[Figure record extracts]

++++

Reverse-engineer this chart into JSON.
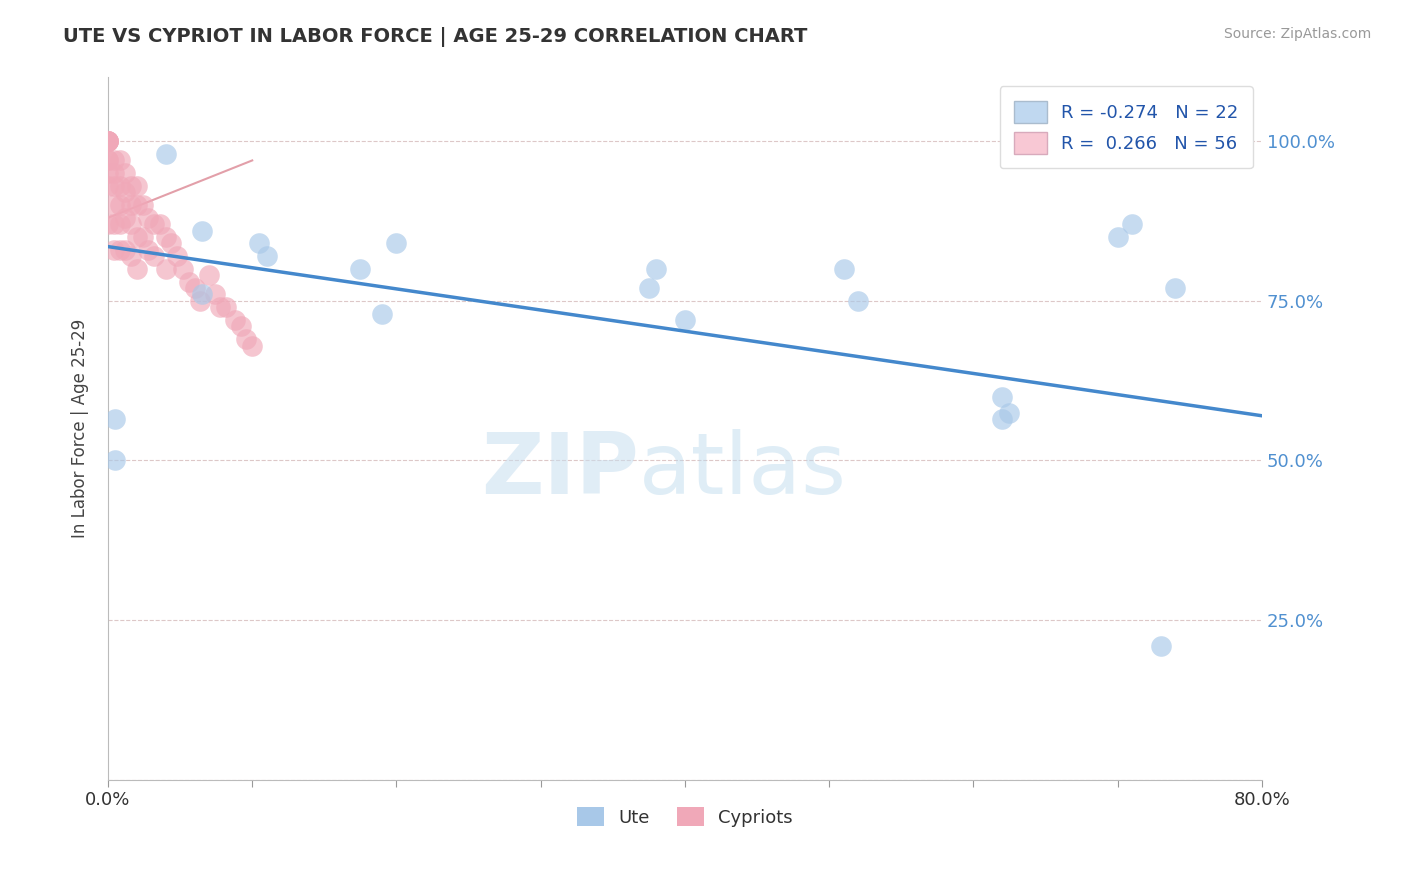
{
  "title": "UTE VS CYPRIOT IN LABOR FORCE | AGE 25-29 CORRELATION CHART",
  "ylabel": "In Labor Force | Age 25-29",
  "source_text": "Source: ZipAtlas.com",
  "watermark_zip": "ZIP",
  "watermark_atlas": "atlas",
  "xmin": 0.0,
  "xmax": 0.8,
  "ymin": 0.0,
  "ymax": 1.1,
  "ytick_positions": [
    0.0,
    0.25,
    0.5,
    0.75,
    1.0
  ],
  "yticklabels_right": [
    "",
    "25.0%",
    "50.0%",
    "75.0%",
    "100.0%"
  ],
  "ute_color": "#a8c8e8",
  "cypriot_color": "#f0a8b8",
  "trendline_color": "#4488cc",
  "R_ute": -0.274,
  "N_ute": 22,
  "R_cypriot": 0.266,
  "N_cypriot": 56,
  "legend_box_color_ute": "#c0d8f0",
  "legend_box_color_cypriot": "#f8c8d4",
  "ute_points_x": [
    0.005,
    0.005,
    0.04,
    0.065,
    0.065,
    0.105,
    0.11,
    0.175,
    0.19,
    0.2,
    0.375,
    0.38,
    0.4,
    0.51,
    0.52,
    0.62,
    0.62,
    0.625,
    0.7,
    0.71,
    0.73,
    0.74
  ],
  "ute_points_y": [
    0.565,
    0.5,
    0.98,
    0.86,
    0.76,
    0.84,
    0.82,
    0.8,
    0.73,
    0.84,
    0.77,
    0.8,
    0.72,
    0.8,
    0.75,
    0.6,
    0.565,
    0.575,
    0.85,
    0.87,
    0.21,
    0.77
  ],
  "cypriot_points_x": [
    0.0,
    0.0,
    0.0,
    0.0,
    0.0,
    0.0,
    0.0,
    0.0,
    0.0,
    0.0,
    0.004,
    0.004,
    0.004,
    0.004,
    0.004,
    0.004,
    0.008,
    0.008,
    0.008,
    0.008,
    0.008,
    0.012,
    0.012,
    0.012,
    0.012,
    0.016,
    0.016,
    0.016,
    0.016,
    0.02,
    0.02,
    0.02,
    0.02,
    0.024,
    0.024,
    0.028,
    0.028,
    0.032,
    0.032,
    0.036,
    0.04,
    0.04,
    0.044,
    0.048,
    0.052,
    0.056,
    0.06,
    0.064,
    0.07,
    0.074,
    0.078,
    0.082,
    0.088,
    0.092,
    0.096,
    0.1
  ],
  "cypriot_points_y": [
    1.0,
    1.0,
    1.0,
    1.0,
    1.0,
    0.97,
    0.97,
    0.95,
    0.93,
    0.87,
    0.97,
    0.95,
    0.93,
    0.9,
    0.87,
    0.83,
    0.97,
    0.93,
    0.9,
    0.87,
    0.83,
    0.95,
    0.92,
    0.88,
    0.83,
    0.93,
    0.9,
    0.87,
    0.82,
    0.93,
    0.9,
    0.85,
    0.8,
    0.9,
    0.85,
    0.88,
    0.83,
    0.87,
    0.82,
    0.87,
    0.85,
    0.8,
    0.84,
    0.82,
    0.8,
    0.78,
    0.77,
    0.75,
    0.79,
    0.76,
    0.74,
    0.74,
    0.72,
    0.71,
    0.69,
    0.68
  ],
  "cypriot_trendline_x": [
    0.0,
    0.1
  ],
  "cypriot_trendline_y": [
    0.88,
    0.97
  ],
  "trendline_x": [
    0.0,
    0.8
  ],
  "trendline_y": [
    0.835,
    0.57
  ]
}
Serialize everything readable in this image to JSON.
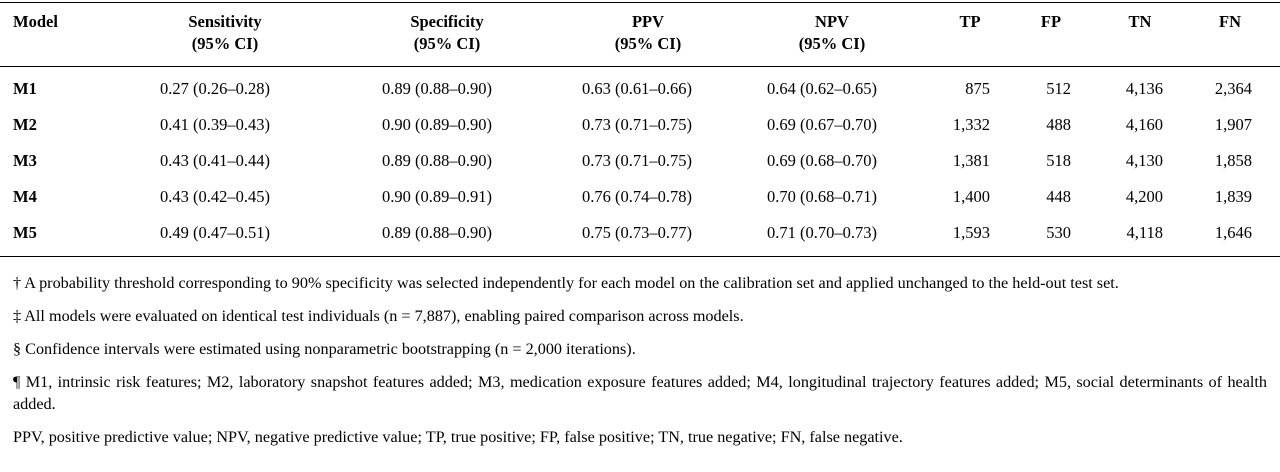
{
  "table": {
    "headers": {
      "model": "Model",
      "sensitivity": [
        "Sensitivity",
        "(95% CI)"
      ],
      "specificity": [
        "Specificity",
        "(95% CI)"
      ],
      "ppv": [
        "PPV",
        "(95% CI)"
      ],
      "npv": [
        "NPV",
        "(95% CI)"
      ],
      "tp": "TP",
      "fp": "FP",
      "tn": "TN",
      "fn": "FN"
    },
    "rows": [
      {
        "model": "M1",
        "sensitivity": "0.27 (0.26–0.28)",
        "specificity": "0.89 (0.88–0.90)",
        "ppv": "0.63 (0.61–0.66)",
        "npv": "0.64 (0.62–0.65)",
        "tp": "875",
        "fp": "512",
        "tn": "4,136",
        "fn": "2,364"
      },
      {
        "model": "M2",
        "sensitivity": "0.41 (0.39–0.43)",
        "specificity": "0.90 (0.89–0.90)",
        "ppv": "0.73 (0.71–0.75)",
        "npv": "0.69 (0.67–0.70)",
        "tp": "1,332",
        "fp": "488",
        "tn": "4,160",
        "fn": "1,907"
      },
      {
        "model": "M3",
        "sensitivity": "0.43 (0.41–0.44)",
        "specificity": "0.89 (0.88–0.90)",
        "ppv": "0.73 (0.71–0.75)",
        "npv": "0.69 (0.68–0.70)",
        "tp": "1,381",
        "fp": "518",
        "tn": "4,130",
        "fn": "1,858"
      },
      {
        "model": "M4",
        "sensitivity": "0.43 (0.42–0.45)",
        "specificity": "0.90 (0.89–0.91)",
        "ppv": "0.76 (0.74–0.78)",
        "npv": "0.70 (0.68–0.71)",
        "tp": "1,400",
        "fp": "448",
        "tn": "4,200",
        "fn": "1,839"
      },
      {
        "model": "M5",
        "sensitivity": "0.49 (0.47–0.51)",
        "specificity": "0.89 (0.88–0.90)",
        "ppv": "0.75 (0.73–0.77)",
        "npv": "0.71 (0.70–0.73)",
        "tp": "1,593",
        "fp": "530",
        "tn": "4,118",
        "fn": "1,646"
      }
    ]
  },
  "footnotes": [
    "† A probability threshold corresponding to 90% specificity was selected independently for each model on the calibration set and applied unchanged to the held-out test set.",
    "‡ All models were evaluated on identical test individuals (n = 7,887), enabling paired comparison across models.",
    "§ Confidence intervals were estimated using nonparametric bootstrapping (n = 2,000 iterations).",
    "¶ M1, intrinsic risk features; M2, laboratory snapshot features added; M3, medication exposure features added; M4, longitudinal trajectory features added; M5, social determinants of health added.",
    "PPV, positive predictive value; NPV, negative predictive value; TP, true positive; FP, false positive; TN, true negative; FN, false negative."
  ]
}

++++

Pick out each line above that includes "test" and show it.

**ANSWER**
    "† A probability threshold corresponding to 90% specificity was selected independently for each model on the calibration set and applied unchanged to the held-out test set.",
    "‡ All models were evaluated on identical test individuals (n = 7,887), enabling paired comparison across models.",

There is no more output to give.